WORK INSTRUCTIONS — Search the material for the string "modified", then report how many lines hold it, with no other text.

PROVIDED DATA —
···

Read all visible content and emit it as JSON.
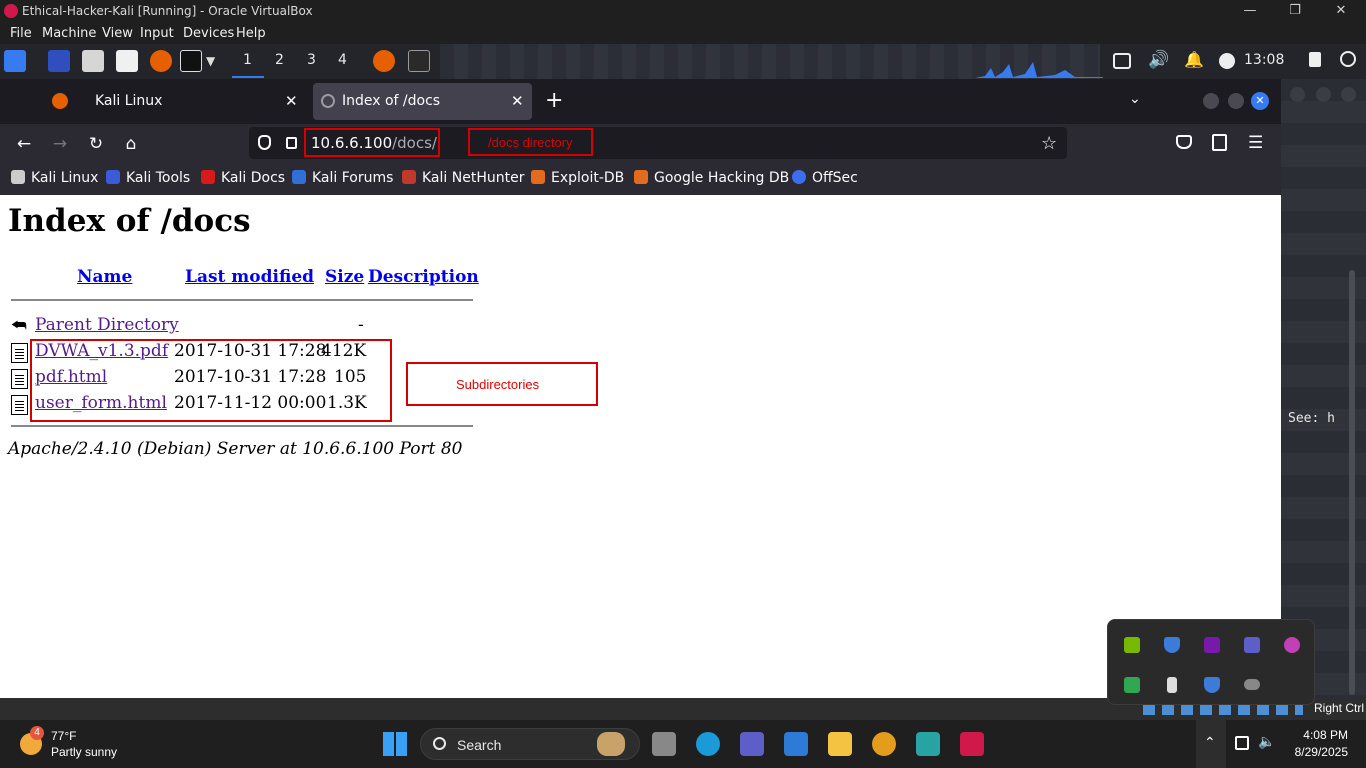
{
  "vbox": {
    "title": "Ethical-Hacker-Kali [Running] - Oracle VirtualBox",
    "menu": [
      "File",
      "Machine",
      "View",
      "Input",
      "Devices",
      "Help"
    ],
    "status_hostkey": "Right Ctrl"
  },
  "kali_panel": {
    "workspaces": [
      "1",
      "2",
      "3",
      "4"
    ],
    "clock": "13:08"
  },
  "firefox": {
    "tabs": [
      {
        "label": "Kali Linux"
      },
      {
        "label": "Index of /docs"
      }
    ],
    "url_host": "10.6.6.100",
    "url_path": "/docs/",
    "bookmarks": [
      "Kali Linux",
      "Kali Tools",
      "Kali Docs",
      "Kali Forums",
      "Kali NetHunter",
      "Exploit-DB",
      "Google Hacking DB",
      "OffSec"
    ]
  },
  "page": {
    "title": "Index of /docs",
    "columns": [
      "Name",
      "Last modified",
      "Size",
      "Description"
    ],
    "parent": {
      "name": "Parent Directory",
      "size": "-"
    },
    "files": [
      {
        "name": "DVWA_v1.3.pdf",
        "modified": "2017-10-31 17:28",
        "size": "412K"
      },
      {
        "name": "pdf.html",
        "modified": "2017-10-31 17:28",
        "size": "105"
      },
      {
        "name": "user_form.html",
        "modified": "2017-11-12 00:00",
        "size": "1.3K"
      }
    ],
    "address": "Apache/2.4.10 (Debian) Server at 10.6.6.100 Port 80"
  },
  "annotations": {
    "url_note": "/docs directory",
    "files_note": "Subdirectories"
  },
  "terminal_peek": "See: h",
  "windows_taskbar": {
    "weather_badge": "4",
    "temperature": "77°F",
    "weather": "Partly sunny",
    "search": "Search",
    "time": "4:08 PM",
    "date": "8/29/2025"
  },
  "colors": {
    "annotation_red": "#d40000",
    "link_visited": "#551a8b",
    "link": "#0000ee",
    "kali_blue": "#367bf0"
  }
}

···

OUTPUT FOR THIS EXERCISE — 4